▸ **AIM OF THE TASK**
Your job is to retype all of the data word for word, leaving every image out.

▸ **INPUT**

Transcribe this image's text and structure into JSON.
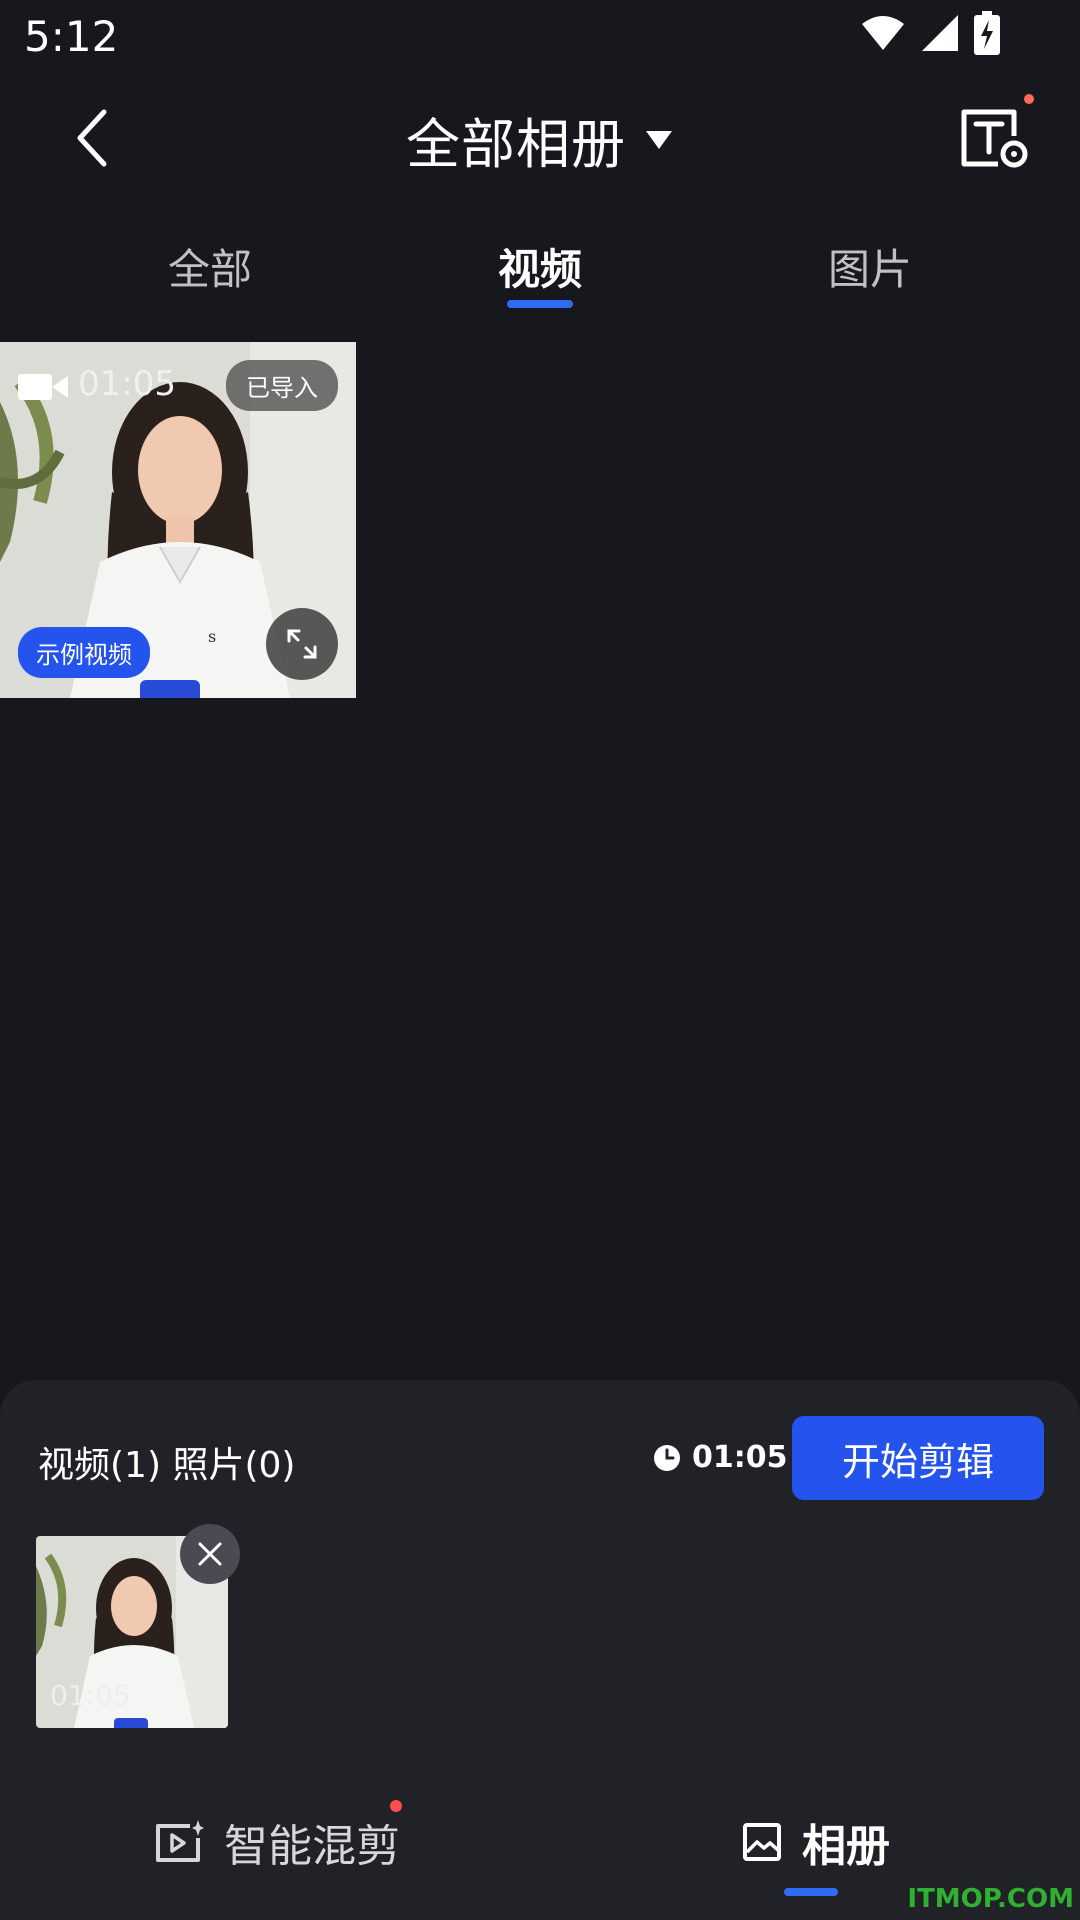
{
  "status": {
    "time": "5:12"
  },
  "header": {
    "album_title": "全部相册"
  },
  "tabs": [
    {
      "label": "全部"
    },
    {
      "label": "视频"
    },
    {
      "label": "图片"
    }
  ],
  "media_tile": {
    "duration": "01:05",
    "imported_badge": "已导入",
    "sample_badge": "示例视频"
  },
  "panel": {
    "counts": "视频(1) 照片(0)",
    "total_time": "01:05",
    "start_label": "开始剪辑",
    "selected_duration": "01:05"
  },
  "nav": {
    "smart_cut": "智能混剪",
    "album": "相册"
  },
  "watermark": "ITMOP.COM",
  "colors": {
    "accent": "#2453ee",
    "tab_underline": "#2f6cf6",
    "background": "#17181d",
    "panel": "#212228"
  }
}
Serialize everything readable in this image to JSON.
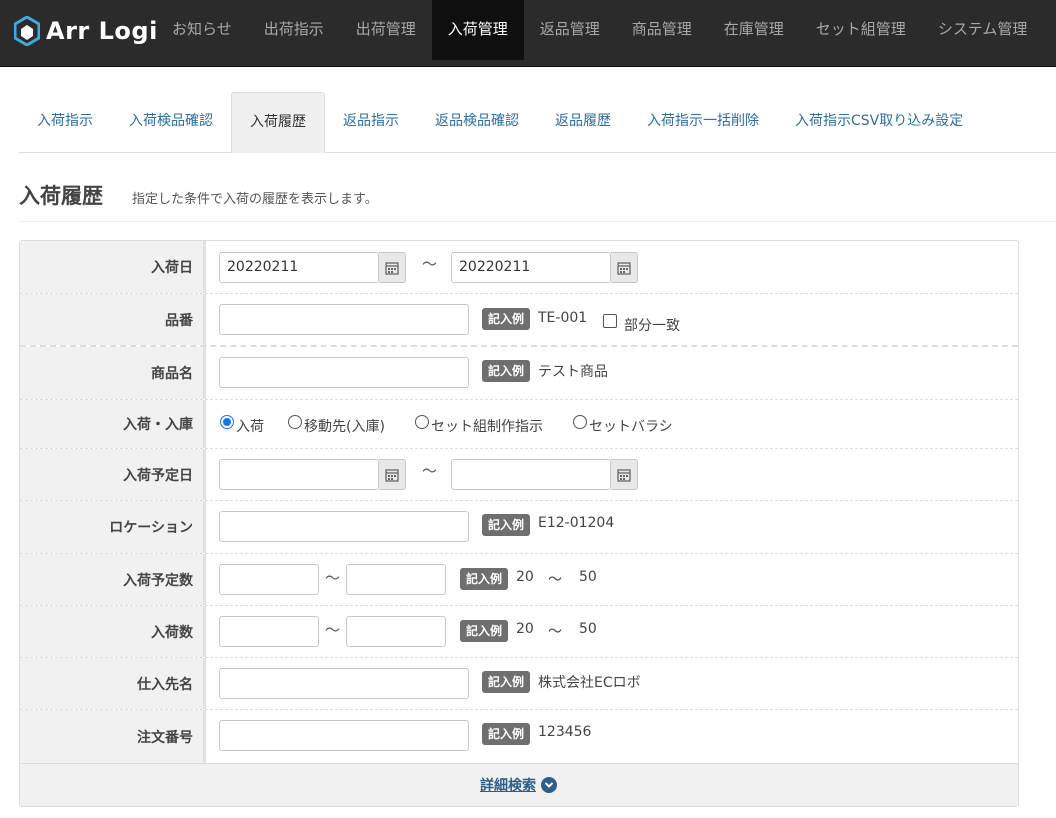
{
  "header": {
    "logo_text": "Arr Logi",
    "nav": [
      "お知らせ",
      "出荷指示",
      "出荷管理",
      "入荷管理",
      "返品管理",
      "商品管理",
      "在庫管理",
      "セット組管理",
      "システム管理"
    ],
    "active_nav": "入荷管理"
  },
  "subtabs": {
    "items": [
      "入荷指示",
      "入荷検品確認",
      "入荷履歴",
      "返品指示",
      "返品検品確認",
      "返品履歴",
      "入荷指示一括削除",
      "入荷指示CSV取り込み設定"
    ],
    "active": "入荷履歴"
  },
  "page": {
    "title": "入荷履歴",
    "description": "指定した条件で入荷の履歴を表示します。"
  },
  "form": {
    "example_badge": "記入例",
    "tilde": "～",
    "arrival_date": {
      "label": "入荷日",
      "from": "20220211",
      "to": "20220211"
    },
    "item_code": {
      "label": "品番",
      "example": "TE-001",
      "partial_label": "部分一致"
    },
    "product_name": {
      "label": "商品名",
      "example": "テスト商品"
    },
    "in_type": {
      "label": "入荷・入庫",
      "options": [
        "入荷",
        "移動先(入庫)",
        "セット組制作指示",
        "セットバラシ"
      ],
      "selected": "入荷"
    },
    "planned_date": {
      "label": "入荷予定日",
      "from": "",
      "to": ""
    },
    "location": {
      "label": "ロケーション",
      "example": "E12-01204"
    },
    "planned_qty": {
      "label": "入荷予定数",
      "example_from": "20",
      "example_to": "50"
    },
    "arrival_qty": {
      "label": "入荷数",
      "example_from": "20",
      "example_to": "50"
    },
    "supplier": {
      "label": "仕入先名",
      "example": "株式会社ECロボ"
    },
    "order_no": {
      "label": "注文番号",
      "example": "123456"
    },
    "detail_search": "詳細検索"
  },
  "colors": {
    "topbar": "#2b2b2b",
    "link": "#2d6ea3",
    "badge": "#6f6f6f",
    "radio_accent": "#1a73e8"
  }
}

▸ **OUTPUT BELOW**
Transcribe this image's text and structure into JSON.
{
  "status": {
    "time": "5:12"
  },
  "header": {
    "album_title": "全部相册"
  },
  "tabs": [
    {
      "label": "全部"
    },
    {
      "label": "视频"
    },
    {
      "label": "图片"
    }
  ],
  "media_tile": {
    "duration": "01:05",
    "imported_badge": "已导入",
    "sample_badge": "示例视频"
  },
  "panel": {
    "counts": "视频(1) 照片(0)",
    "total_time": "01:05",
    "start_label": "开始剪辑",
    "selected_duration": "01:05"
  },
  "nav": {
    "smart_cut": "智能混剪",
    "album": "相册"
  },
  "watermark": "ITMOP.COM",
  "colors": {
    "accent": "#2453ee",
    "tab_underline": "#2f6cf6",
    "background": "#17181d",
    "panel": "#212228"
  }
}
Serialize everything readable in this image to JSON.
{
  "header": {
    "logo_text": "Arr Logi",
    "nav": [
      "お知らせ",
      "出荷指示",
      "出荷管理",
      "入荷管理",
      "返品管理",
      "商品管理",
      "在庫管理",
      "セット組管理",
      "システム管理"
    ],
    "active_nav": "入荷管理"
  },
  "subtabs": {
    "items": [
      "入荷指示",
      "入荷検品確認",
      "入荷履歴",
      "返品指示",
      "返品検品確認",
      "返品履歴",
      "入荷指示一括削除",
      "入荷指示CSV取り込み設定"
    ],
    "active": "入荷履歴"
  },
  "page": {
    "title": "入荷履歴",
    "description": "指定した条件で入荷の履歴を表示します。"
  },
  "form": {
    "example_badge": "記入例",
    "tilde": "～",
    "arrival_date": {
      "label": "入荷日",
      "from": "20220211",
      "to": "20220211"
    },
    "item_code": {
      "label": "品番",
      "example": "TE-001",
      "partial_label": "部分一致"
    },
    "product_name": {
      "label": "商品名",
      "example": "テスト商品"
    },
    "in_type": {
      "label": "入荷・入庫",
      "options": [
        "入荷",
        "移動先(入庫)",
        "セット組制作指示",
        "セットバラシ"
      ],
      "selected": "入荷"
    },
    "planned_date": {
      "label": "入荷予定日",
      "from": "",
      "to": ""
    },
    "location": {
      "label": "ロケーション",
      "example": "E12-01204"
    },
    "planned_qty": {
      "label": "入荷予定数",
      "example_from": "20",
      "example_to": "50"
    },
    "arrival_qty": {
      "label": "入荷数",
      "example_from": "20",
      "example_to": "50"
    },
    "supplier": {
      "label": "仕入先名",
      "example": "株式会社ECロボ"
    },
    "order_no": {
      "label": "注文番号",
      "example": "123456"
    },
    "detail_search": "詳細検索"
  },
  "colors": {
    "topbar": "#2b2b2b",
    "link": "#2d6ea3",
    "badge": "#6f6f6f",
    "radio_accent": "#1a73e8"
  }
}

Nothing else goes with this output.